EXERCISE DESCRIPTION =
Count how many lines of the data contain the string "TIME", and reply with the number alone.

INPUT DATA =
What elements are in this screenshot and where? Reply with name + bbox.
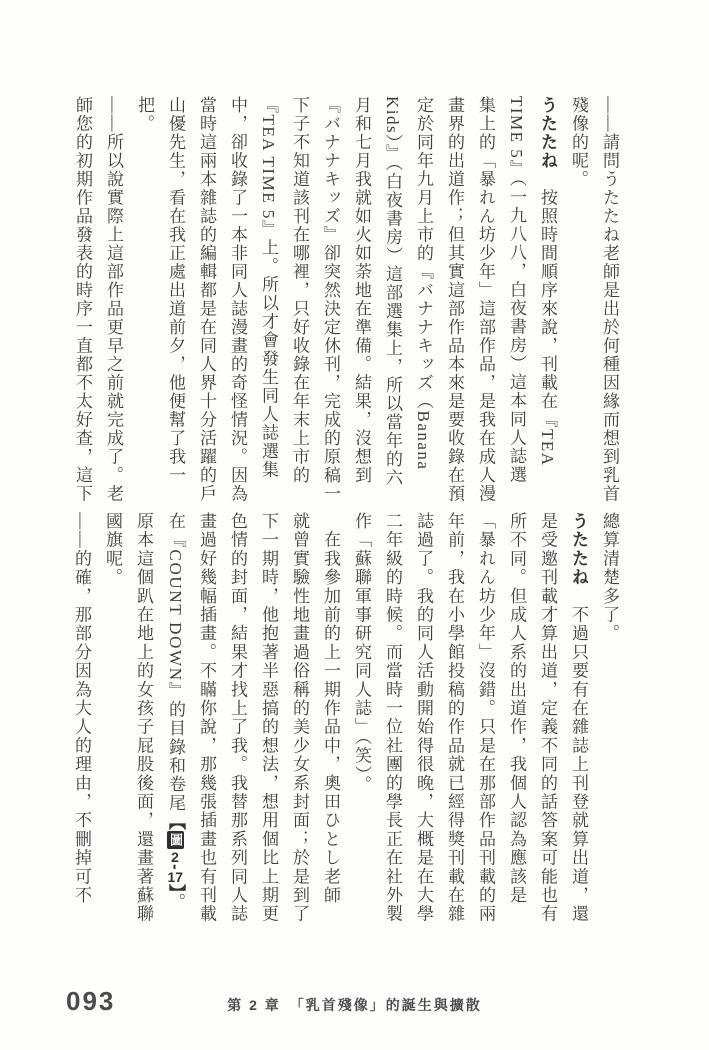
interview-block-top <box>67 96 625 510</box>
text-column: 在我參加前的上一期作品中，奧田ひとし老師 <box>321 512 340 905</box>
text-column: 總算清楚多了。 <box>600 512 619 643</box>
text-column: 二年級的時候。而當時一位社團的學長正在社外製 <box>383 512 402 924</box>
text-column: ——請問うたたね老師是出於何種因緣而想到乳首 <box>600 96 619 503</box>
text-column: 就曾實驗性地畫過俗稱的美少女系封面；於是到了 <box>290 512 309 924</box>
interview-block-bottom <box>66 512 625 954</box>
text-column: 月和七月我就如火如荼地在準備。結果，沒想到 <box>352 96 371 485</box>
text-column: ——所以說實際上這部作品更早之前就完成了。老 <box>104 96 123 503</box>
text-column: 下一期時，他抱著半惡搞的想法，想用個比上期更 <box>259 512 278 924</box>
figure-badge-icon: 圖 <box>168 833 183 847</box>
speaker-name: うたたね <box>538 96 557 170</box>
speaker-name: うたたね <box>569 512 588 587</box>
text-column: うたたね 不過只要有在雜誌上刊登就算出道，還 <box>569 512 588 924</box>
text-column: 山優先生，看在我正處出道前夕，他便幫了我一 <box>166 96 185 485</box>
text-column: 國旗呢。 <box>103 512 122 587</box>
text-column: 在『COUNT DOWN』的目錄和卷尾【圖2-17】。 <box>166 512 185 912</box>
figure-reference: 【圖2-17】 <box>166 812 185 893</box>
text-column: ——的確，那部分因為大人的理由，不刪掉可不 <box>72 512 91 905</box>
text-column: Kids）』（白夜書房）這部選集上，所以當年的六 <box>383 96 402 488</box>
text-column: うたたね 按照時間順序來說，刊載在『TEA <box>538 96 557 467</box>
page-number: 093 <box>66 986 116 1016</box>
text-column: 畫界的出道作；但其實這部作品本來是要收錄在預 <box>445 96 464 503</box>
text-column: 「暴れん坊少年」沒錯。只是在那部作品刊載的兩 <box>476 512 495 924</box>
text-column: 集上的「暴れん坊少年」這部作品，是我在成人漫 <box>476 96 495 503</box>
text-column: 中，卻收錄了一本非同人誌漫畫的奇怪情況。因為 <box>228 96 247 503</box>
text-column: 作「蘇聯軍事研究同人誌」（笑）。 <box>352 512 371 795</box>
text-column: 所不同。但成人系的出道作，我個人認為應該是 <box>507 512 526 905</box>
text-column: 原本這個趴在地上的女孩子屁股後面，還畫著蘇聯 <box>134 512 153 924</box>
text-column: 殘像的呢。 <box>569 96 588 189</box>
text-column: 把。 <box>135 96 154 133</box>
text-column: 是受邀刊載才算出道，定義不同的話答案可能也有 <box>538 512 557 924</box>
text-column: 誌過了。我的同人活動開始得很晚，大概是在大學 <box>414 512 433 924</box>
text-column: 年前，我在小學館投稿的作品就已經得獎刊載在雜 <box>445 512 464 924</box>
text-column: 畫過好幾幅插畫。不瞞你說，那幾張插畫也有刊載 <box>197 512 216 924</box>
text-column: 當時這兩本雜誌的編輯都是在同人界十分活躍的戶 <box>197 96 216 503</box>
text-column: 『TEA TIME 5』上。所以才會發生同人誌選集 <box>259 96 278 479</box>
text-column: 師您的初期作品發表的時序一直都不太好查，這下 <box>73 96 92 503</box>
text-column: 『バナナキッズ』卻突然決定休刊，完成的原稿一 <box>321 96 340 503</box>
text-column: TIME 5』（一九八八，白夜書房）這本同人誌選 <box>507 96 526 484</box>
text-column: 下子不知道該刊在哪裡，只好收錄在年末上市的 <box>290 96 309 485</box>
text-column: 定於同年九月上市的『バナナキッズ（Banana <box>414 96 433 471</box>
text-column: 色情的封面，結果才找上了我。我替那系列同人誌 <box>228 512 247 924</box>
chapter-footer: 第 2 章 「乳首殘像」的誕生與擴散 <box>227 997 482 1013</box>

WORKED ANSWER =
2